** INSTRUCTION **
Transcribe the records below exactly.

** STORED DATA **
>> BEGIN

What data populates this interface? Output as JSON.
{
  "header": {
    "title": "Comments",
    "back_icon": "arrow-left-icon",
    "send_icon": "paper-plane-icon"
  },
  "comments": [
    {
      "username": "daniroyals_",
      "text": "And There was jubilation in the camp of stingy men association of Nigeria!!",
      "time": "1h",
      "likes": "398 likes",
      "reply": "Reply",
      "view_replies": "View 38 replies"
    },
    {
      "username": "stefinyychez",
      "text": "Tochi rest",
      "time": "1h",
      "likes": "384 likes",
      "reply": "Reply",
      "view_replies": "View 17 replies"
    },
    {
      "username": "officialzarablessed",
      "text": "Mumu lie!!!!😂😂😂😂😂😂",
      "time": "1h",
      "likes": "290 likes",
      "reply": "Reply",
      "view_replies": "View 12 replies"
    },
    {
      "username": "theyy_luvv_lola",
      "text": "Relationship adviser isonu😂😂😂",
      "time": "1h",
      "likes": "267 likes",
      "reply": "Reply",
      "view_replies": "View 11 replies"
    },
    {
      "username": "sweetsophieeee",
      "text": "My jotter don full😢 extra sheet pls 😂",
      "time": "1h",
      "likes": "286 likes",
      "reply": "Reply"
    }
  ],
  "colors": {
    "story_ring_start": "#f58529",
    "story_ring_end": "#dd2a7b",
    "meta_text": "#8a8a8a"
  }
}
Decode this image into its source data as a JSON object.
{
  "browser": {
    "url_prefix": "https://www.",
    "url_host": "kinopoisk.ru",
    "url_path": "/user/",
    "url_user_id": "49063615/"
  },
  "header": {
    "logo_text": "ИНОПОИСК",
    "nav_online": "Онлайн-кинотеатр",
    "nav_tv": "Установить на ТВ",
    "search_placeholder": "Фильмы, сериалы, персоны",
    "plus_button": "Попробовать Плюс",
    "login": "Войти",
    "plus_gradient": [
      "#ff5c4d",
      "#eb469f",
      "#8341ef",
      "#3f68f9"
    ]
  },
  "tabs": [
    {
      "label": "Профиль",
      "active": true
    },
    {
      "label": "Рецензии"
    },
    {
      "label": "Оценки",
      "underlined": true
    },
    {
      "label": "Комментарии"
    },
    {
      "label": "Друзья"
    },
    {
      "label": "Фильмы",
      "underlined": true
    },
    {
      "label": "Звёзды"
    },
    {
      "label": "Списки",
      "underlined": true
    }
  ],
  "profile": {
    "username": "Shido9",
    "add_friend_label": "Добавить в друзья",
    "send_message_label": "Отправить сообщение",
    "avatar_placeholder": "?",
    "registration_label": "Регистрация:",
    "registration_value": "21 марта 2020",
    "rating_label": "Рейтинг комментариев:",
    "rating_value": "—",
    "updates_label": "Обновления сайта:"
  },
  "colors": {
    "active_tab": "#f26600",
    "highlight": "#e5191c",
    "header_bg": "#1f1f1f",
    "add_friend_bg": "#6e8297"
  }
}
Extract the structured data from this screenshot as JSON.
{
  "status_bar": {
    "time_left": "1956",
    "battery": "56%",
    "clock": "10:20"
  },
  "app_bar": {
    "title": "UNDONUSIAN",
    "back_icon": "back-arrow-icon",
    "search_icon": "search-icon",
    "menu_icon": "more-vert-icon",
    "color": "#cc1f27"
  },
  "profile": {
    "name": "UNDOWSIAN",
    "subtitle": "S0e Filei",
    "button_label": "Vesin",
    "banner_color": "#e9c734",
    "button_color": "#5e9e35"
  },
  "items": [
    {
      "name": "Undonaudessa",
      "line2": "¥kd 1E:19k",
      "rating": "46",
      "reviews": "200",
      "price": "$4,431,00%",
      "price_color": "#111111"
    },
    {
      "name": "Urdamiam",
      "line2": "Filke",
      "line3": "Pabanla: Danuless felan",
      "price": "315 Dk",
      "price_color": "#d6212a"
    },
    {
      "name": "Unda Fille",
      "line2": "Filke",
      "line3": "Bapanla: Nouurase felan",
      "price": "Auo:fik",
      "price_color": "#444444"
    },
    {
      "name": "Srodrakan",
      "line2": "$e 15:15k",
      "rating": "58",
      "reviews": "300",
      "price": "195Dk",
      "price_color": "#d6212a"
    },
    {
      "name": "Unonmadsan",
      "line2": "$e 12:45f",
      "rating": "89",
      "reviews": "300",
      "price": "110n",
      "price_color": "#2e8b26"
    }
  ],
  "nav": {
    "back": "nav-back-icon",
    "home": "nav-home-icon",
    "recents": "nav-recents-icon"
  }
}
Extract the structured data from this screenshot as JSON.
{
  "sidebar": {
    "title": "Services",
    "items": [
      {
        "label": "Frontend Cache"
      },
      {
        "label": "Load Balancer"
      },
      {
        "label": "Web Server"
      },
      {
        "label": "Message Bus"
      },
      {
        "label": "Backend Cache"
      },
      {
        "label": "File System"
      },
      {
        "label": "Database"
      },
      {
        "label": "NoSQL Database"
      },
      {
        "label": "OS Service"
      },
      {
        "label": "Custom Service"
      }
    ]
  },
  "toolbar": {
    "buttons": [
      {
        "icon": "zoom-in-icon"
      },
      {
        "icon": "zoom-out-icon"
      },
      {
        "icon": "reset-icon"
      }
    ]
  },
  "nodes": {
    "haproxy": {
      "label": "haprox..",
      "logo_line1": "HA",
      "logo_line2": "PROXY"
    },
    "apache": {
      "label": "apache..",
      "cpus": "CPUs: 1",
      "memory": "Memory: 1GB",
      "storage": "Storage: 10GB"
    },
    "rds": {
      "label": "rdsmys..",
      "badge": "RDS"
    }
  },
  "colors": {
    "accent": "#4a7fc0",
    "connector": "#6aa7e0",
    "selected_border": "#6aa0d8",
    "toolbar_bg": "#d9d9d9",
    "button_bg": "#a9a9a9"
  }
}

>> END

** TASK SOLUTION **
What data populates this interface? Output as JSON.
{
  "header": {
    "title": "Comments",
    "back_icon": "arrow-left-icon",
    "send_icon": "paper-plane-icon"
  },
  "comments": [
    {
      "username": "daniroyals_",
      "text": "And There was jubilation in the camp of stingy men association of Nigeria!!",
      "time": "1h",
      "likes": "398 likes",
      "reply": "Reply",
      "view_replies": "View 38 replies"
    },
    {
      "username": "stefinyychez",
      "text": "Tochi rest",
      "time": "1h",
      "likes": "384 likes",
      "reply": "Reply",
      "view_replies": "View 17 replies"
    },
    {
      "username": "officialzarablessed",
      "text": "Mumu lie!!!!😂😂😂😂😂😂",
      "time": "1h",
      "likes": "290 likes",
      "reply": "Reply",
      "view_replies": "View 12 replies"
    },
    {
      "username": "theyy_luvv_lola",
      "text": "Relationship adviser isonu😂😂😂",
      "time": "1h",
      "likes": "267 likes",
      "reply": "Reply",
      "view_replies": "View 11 replies"
    },
    {
      "username": "sweetsophieeee",
      "text": "My jotter don full😢 extra sheet pls 😂",
      "time": "1h",
      "likes": "286 likes",
      "reply": "Reply"
    }
  ],
  "colors": {
    "story_ring_start": "#f58529",
    "story_ring_end": "#dd2a7b",
    "meta_text": "#8a8a8a"
  }
}
Decode this image into its source data as a JSON object.
{
  "browser": {
    "url_prefix": "https://www.",
    "url_host": "kinopoisk.ru",
    "url_path": "/user/",
    "url_user_id": "49063615/"
  },
  "header": {
    "logo_text": "ИНОПОИСК",
    "nav_online": "Онлайн-кинотеатр",
    "nav_tv": "Установить на ТВ",
    "search_placeholder": "Фильмы, сериалы, персоны",
    "plus_button": "Попробовать Плюс",
    "login": "Войти",
    "plus_gradient": [
      "#ff5c4d",
      "#eb469f",
      "#8341ef",
      "#3f68f9"
    ]
  },
  "tabs": [
    {
      "label": "Профиль",
      "active": true
    },
    {
      "label": "Рецензии"
    },
    {
      "label": "Оценки",
      "underlined": true
    },
    {
      "label": "Комментарии"
    },
    {
      "label": "Друзья"
    },
    {
      "label": "Фильмы",
      "underlined": true
    },
    {
      "label": "Звёзды"
    },
    {
      "label": "Списки",
      "underlined": true
    }
  ],
  "profile": {
    "username": "Shido9",
    "add_friend_label": "Добавить в друзья",
    "send_message_label": "Отправить сообщение",
    "avatar_placeholder": "?",
    "registration_label": "Регистрация:",
    "registration_value": "21 марта 2020",
    "rating_label": "Рейтинг комментариев:",
    "rating_value": "—",
    "updates_label": "Обновления сайта:"
  },
  "colors": {
    "active_tab": "#f26600",
    "highlight": "#e5191c",
    "header_bg": "#1f1f1f",
    "add_friend_bg": "#6e8297"
  }
}
Extract the structured data from this screenshot as JSON.
{
  "status_bar": {
    "time_left": "1956",
    "battery": "56%",
    "clock": "10:20"
  },
  "app_bar": {
    "title": "UNDONUSIAN",
    "back_icon": "back-arrow-icon",
    "search_icon": "search-icon",
    "menu_icon": "more-vert-icon",
    "color": "#cc1f27"
  },
  "profile": {
    "name": "UNDOWSIAN",
    "subtitle": "S0e Filei",
    "button_label": "Vesin",
    "banner_color": "#e9c734",
    "button_color": "#5e9e35"
  },
  "items": [
    {
      "name": "Undonaudessa",
      "line2": "¥kd 1E:19k",
      "rating": "46",
      "reviews": "200",
      "price": "$4,431,00%",
      "price_color": "#111111"
    },
    {
      "name": "Urdamiam",
      "line2": "Filke",
      "line3": "Pabanla: Danuless felan",
      "price": "315 Dk",
      "price_color": "#d6212a"
    },
    {
      "name": "Unda Fille",
      "line2": "Filke",
      "line3": "Bapanla: Nouurase felan",
      "price": "Auo:fik",
      "price_color": "#444444"
    },
    {
      "name": "Srodrakan",
      "line2": "$e 15:15k",
      "rating": "58",
      "reviews": "300",
      "price": "195Dk",
      "price_color": "#d6212a"
    },
    {
      "name": "Unonmadsan",
      "line2": "$e 12:45f",
      "rating": "89",
      "reviews": "300",
      "price": "110n",
      "price_color": "#2e8b26"
    }
  ],
  "nav": {
    "back": "nav-back-icon",
    "home": "nav-home-icon",
    "recents": "nav-recents-icon"
  }
}
Extract the structured data from this screenshot as JSON.
{
  "sidebar": {
    "title": "Services",
    "items": [
      {
        "label": "Frontend Cache"
      },
      {
        "label": "Load Balancer"
      },
      {
        "label": "Web Server"
      },
      {
        "label": "Message Bus"
      },
      {
        "label": "Backend Cache"
      },
      {
        "label": "File System"
      },
      {
        "label": "Database"
      },
      {
        "label": "NoSQL Database"
      },
      {
        "label": "OS Service"
      },
      {
        "label": "Custom Service"
      }
    ]
  },
  "toolbar": {
    "buttons": [
      {
        "icon": "zoom-in-icon"
      },
      {
        "icon": "zoom-out-icon"
      },
      {
        "icon": "reset-icon"
      }
    ]
  },
  "nodes": {
    "haproxy": {
      "label": "haprox..",
      "logo_line1": "HA",
      "logo_line2": "PROXY"
    },
    "apache": {
      "label": "apache..",
      "cpus": "CPUs: 1",
      "memory": "Memory: 1GB",
      "storage": "Storage: 10GB"
    },
    "rds": {
      "label": "rdsmys..",
      "badge": "RDS"
    }
  },
  "colors": {
    "accent": "#4a7fc0",
    "connector": "#6aa7e0",
    "selected_border": "#6aa0d8",
    "toolbar_bg": "#d9d9d9",
    "button_bg": "#a9a9a9"
  }
}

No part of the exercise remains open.